◆ **Exercise input**:

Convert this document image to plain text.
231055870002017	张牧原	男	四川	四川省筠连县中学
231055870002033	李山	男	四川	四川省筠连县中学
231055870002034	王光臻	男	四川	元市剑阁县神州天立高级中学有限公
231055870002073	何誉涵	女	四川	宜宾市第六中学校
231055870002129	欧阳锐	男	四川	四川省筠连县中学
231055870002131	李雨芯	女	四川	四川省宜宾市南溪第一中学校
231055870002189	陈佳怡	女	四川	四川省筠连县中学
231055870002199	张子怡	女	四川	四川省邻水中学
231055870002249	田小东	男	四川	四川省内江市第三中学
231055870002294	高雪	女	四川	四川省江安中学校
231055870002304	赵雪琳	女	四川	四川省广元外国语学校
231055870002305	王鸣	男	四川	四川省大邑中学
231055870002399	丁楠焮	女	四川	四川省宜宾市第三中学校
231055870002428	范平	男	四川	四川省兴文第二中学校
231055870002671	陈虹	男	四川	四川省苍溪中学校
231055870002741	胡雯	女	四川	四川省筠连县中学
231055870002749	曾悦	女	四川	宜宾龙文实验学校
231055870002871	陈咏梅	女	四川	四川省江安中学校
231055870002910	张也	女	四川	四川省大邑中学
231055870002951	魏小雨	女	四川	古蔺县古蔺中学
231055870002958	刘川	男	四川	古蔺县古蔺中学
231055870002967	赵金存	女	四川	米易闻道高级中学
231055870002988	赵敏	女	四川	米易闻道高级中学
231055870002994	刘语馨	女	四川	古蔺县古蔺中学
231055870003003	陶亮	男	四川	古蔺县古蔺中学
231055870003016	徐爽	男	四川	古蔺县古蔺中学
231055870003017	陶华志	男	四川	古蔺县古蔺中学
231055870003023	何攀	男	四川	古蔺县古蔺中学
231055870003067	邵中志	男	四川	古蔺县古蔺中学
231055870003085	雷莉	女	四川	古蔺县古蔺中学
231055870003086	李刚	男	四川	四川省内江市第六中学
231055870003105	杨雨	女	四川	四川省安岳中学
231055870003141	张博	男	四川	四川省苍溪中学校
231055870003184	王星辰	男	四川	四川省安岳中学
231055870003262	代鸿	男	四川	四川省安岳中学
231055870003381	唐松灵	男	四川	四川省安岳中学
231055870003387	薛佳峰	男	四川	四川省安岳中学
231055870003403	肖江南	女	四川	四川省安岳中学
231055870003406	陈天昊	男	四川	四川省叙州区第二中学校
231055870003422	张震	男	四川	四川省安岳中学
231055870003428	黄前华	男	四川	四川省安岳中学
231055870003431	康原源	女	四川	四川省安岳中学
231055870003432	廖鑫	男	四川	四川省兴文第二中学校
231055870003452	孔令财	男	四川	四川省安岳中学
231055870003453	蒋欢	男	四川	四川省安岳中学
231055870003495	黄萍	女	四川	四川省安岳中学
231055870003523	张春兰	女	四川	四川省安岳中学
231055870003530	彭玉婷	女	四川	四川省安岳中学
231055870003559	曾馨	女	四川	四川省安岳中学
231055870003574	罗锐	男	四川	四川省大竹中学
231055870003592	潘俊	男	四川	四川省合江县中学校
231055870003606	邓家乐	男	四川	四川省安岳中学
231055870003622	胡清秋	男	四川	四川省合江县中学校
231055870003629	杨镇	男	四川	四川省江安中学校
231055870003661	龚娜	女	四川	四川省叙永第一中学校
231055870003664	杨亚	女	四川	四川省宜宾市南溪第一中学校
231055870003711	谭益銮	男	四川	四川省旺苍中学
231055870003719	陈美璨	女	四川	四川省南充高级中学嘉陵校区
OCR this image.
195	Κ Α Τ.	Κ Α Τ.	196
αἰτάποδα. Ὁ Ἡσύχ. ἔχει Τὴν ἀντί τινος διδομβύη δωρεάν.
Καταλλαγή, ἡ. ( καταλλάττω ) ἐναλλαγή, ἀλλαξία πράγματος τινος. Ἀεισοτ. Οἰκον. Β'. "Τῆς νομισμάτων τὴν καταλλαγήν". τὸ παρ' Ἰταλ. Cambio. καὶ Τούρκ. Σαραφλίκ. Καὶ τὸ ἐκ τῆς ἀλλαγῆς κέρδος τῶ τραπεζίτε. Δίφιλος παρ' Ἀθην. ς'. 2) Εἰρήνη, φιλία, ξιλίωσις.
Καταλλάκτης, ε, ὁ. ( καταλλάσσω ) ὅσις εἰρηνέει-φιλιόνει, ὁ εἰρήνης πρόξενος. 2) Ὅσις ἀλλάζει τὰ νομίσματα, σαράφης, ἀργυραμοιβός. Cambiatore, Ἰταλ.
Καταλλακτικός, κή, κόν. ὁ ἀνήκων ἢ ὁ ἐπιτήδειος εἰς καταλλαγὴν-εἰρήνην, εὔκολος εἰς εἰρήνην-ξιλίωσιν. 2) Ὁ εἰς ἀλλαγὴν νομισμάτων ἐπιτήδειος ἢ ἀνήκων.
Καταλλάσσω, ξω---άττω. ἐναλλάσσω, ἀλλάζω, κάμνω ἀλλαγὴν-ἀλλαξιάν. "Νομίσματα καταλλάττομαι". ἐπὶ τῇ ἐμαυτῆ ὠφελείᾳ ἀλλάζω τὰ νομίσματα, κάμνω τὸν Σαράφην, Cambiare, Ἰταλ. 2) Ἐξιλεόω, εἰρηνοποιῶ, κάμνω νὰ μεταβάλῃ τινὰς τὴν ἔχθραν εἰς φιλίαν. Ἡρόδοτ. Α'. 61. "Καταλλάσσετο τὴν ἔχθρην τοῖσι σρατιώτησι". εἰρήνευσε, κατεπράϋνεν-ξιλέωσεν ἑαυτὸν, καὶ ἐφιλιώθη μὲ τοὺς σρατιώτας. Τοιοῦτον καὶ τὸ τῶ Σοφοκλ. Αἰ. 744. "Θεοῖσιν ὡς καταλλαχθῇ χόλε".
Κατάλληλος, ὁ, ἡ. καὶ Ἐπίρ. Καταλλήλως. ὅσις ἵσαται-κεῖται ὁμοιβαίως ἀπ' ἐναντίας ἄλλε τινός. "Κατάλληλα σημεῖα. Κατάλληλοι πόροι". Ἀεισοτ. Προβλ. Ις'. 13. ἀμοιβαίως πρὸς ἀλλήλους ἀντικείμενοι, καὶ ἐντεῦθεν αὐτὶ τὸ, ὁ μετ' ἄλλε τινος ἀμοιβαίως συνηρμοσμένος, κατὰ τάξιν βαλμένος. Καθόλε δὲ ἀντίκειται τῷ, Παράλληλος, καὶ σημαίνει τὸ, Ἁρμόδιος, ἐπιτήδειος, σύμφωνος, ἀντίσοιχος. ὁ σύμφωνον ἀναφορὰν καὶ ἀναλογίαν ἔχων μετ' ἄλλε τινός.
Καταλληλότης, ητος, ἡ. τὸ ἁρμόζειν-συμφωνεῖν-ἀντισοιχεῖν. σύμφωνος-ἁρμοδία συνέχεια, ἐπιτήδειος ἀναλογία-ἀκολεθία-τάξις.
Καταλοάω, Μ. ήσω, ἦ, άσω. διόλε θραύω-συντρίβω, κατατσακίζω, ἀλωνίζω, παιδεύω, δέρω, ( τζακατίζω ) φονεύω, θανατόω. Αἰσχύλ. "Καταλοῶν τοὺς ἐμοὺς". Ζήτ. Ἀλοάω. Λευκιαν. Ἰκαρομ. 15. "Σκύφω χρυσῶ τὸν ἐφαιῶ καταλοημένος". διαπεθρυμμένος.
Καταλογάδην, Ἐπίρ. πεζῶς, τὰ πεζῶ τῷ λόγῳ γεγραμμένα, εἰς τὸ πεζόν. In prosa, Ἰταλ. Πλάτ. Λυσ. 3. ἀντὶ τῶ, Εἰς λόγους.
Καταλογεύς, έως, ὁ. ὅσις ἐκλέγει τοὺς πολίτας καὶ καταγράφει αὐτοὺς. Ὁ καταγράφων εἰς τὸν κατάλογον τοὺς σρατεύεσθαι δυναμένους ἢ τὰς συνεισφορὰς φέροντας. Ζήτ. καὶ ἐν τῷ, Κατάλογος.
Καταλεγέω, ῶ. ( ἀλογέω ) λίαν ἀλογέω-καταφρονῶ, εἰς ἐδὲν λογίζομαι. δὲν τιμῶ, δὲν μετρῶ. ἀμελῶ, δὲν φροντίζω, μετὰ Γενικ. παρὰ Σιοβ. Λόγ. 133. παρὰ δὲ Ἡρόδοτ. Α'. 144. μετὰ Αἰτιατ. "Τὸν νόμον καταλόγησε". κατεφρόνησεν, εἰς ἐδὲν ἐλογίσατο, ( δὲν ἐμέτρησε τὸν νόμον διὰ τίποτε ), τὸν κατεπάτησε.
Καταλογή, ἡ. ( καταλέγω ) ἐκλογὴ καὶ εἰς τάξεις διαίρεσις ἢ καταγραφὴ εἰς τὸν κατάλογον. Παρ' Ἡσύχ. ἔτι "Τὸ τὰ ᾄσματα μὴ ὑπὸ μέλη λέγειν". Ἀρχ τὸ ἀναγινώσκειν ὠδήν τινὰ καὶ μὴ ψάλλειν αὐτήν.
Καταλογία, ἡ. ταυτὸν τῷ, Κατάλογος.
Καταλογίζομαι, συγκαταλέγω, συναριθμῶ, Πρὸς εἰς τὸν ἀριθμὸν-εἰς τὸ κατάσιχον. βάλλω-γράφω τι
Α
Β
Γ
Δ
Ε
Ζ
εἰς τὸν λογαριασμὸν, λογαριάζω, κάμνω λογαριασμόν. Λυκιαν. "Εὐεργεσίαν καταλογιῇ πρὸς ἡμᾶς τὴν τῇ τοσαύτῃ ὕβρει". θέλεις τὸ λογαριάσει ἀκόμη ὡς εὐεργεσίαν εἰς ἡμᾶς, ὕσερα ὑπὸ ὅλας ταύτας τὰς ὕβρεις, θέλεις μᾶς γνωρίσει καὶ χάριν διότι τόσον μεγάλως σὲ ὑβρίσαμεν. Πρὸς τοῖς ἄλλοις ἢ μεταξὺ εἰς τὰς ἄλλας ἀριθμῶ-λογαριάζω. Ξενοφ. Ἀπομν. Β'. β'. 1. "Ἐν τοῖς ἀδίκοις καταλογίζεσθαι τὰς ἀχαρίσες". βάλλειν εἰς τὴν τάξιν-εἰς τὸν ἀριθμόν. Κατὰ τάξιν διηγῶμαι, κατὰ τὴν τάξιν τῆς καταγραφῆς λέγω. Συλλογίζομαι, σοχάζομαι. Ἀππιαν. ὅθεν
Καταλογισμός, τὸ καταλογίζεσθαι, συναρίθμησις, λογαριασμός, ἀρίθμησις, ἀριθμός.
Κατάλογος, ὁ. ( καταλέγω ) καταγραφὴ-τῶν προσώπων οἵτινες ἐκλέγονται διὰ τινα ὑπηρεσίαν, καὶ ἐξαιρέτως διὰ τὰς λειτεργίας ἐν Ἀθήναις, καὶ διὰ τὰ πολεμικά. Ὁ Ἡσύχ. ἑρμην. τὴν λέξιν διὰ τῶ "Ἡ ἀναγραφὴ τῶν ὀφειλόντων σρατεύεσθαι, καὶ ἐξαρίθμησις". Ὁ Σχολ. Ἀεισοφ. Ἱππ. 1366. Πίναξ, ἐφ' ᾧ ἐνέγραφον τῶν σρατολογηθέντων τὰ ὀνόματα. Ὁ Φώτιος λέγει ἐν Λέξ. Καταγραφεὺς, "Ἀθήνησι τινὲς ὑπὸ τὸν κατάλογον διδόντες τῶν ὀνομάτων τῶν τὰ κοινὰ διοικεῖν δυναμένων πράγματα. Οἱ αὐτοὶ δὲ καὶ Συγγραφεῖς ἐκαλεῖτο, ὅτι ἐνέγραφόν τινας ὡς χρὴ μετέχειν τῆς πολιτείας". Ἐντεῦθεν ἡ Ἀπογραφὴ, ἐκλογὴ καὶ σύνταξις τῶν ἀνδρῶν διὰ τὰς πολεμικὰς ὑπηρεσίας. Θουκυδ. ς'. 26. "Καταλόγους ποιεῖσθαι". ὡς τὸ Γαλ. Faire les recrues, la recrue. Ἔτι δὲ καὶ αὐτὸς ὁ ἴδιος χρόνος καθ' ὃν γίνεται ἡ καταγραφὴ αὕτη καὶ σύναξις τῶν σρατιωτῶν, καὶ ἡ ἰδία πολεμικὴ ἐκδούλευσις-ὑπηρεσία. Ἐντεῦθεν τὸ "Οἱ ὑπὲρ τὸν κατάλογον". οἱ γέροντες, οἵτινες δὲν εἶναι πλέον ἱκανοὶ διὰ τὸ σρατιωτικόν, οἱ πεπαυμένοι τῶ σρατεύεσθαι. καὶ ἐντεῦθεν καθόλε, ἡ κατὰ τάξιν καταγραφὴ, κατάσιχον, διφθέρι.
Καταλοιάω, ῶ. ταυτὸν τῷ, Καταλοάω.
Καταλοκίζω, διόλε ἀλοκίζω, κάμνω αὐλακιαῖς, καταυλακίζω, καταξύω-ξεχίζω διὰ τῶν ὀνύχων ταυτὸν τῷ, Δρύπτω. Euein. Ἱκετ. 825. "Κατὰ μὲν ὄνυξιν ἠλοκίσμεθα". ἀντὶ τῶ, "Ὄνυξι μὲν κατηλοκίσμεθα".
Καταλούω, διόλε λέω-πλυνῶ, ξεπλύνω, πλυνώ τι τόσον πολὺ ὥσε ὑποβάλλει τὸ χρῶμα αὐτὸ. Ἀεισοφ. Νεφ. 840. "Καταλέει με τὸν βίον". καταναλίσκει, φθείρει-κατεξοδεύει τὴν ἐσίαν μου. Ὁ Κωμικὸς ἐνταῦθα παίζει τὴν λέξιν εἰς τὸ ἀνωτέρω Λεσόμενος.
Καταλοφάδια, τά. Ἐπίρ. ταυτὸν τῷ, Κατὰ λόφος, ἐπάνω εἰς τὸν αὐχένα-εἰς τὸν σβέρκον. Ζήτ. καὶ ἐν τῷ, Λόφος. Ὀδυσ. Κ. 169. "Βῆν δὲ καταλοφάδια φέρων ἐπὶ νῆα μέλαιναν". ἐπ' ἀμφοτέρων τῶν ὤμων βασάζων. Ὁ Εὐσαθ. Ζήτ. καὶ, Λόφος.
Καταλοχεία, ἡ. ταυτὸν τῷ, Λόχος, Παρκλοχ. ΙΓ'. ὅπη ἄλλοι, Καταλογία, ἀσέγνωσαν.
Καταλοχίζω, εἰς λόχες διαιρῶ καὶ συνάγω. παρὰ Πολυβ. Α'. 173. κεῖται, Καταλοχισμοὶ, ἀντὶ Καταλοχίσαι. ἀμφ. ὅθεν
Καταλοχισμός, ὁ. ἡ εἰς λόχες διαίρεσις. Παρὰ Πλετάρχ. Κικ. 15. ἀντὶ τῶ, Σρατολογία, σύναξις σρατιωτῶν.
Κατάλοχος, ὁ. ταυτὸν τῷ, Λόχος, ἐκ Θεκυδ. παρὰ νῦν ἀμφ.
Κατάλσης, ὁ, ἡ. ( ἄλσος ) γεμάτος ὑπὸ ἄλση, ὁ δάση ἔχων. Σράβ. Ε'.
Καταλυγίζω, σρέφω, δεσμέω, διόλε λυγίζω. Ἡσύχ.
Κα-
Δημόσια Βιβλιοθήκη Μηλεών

◆ **Stated goal**: Pull every line containing the word "Ἐπίρ" out of the entries above.

◆ **Exercise answer**:
Κατάλληλος, ὁ, ἡ. καὶ Ἐπίρ. Καταλλήλως. ὅσις ἵσαται-κεῖται ὁμοιβαίως ἀπ' ἐναντίας ἄλλε τινός. "Κατάλληλα σημεῖα. Κατάλληλοι πόροι". Ἀεισοτ. Προβλ. Ις'. 13. ἀμοιβαίως πρὸς ἀλλήλους ἀντικείμενοι, καὶ ἐντεῦθεν αὐτὶ τὸ, ὁ μετ' ἄλλε τινος ἀμοιβαίως συνηρμοσμένος, κατὰ τάξιν βαλμένος. Καθόλε δὲ ἀντίκειται τῷ, Παράλληλος, καὶ σημαίνει τὸ, Ἁρμόδιος, ἐπιτήδειος, σύμφωνος, ἀντίσοιχος. ὁ σύμφωνον ἀναφορὰν καὶ ἀναλογίαν ἔχων μετ' ἄλλε τινός.
Καταλογάδην, Ἐπίρ. πεζῶς, τὰ πεζῶ τῷ λόγῳ γεγραμμένα, εἰς τὸ πεζόν. In prosa, Ἰταλ. Πλάτ. Λυσ. 3. ἀντὶ τῶ, Εἰς λόγους.
Καταλοφάδια, τά. Ἐπίρ. ταυτὸν τῷ, Κατὰ λόφος, ἐπάνω εἰς τὸν αὐχένα-εἰς τὸν σβέρκον. Ζήτ. καὶ ἐν τῷ, Λόφος. Ὀδυσ. Κ. 169. "Βῆν δὲ καταλοφάδια φέρων ἐπὶ νῆα μέλαιναν". ἐπ' ἀμφοτέρων τῶν ὤμων βασάζων. Ὁ Εὐσαθ. Ζήτ. καὶ, Λόφος.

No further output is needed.